● **Problem to solve**: Each line of the listing must be transcribed exactly, except for the images, which should be excluded.

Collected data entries
____
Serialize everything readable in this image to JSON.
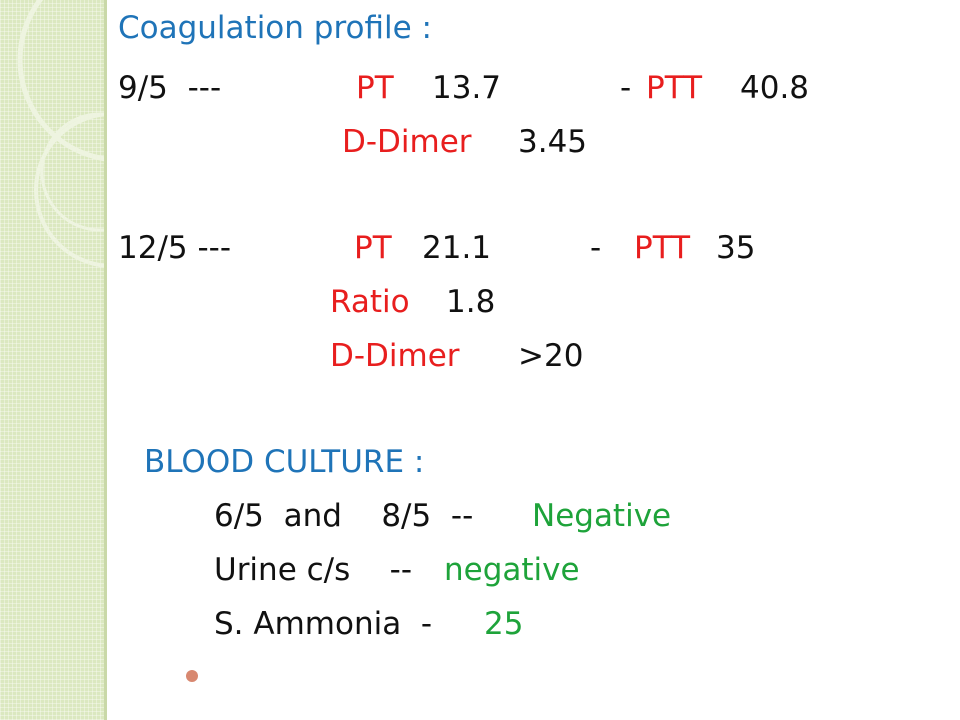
{
  "slide": {
    "coag_title": "Coagulation profile :",
    "row1": {
      "date": "9/5  ---",
      "pt_label": "PT",
      "pt_value": "13.7",
      "dash": "- ",
      "ptt_label": "PTT",
      "ptt_value": "40.8"
    },
    "row1_ddimer": {
      "label": "D-Dimer",
      "value": "3.45"
    },
    "row2": {
      "date": "12/5 ---",
      "pt_label": "PT",
      "pt_value": "21.1",
      "dash": "-",
      "ptt_label": "PTT",
      "ptt_value": "35"
    },
    "row2_ratio": {
      "label": "Ratio",
      "value": "1.8"
    },
    "row2_ddimer": {
      "label": "D-Dimer",
      "value": ">20"
    },
    "culture_title": "BLOOD CULTURE :",
    "culture_line": {
      "text": "6/5  and    8/5  --",
      "result": "Negative"
    },
    "urine_line": {
      "text": "Urine c/s    --",
      "result": "negative"
    },
    "ammonia_line": {
      "text": "S. Ammonia  -",
      "result": "25"
    }
  },
  "colors": {
    "title_blue": "#1f74b8",
    "label_red": "#e81e1e",
    "result_green": "#1ea33a",
    "sidebar_green": "#dbe8c0",
    "bullet": "#d88870"
  }
}
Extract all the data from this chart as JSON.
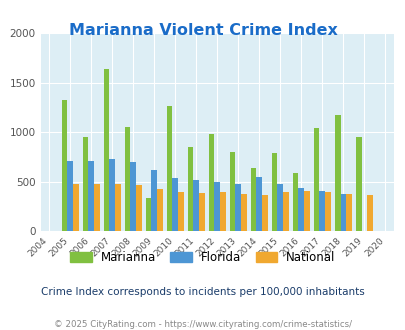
____
● **Complete response**:
Serialize everything readable in this image to JSON.
{
  "slide": {
    "coag_title": "Coagulation profile :",
    "row1": {
      "date": "9/5  ---",
      "pt_label": "PT",
      "pt_value": "13.7",
      "dash": "- ",
      "ptt_label": "PTT",
      "ptt_value": "40.8"
    },
    "row1_ddimer": {
      "label": "D-Dimer",
      "value": "3.45"
    },
    "row2": {
      "date": "12/5 ---",
      "pt_label": "PT",
      "pt_value": "21.1",
      "dash": "-",
      "ptt_label": "PTT",
      "ptt_value": "35"
    },
    "row2_ratio": {
      "label": "Ratio",
      "value": "1.8"
    },
    "row2_ddimer": {
      "label": "D-Dimer",
      "value": ">20"
    },
    "culture_title": "BLOOD CULTURE :",
    "culture_line": {
      "text": "6/5  and    8/5  --",
      "result": "Negative"
    },
    "urine_line": {
      "text": "Urine c/s    --",
      "result": "negative"
    },
    "ammonia_line": {
      "text": "S. Ammonia  -",
      "result": "25"
    }
  },
  "colors": {
    "title_blue": "#1f74b8",
    "label_red": "#e81e1e",
    "result_green": "#1ea33a",
    "sidebar_green": "#dbe8c0",
    "bullet": "#d88870"
  }
}
Extract all the data from this chart as JSON.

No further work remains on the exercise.